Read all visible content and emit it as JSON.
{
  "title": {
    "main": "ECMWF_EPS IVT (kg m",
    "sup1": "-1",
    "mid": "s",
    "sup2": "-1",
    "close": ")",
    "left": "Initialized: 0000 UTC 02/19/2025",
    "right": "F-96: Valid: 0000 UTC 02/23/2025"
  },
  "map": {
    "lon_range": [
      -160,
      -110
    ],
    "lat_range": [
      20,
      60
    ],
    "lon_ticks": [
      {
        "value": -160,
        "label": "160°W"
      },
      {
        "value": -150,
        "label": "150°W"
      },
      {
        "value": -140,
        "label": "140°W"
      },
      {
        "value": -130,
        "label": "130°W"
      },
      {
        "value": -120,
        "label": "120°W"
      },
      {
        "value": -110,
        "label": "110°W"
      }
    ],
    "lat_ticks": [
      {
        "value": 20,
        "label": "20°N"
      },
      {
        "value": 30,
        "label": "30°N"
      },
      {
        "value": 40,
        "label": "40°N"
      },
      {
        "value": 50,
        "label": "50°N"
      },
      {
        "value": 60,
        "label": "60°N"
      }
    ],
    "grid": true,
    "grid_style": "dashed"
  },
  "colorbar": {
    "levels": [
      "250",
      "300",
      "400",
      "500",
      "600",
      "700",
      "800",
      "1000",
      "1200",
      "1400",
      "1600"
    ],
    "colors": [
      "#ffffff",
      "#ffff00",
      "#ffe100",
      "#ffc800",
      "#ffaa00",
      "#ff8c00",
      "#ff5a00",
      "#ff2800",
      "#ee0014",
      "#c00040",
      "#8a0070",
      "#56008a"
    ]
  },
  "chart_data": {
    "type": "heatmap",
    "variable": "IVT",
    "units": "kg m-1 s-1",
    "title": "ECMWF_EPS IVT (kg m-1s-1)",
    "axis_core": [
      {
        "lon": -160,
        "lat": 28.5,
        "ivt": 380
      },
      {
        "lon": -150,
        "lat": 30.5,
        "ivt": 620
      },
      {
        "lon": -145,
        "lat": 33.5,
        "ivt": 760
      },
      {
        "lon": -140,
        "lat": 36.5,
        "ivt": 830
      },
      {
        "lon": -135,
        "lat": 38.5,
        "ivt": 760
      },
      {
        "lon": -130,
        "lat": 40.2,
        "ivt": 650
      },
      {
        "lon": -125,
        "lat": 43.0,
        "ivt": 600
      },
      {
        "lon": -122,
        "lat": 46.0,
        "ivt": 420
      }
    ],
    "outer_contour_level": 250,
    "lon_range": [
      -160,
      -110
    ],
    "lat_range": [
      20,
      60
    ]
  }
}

════════════════════

• Exercise requirements: Using the listing above, work out how many of its lines include "value", and give only the result.

• Final answer: 11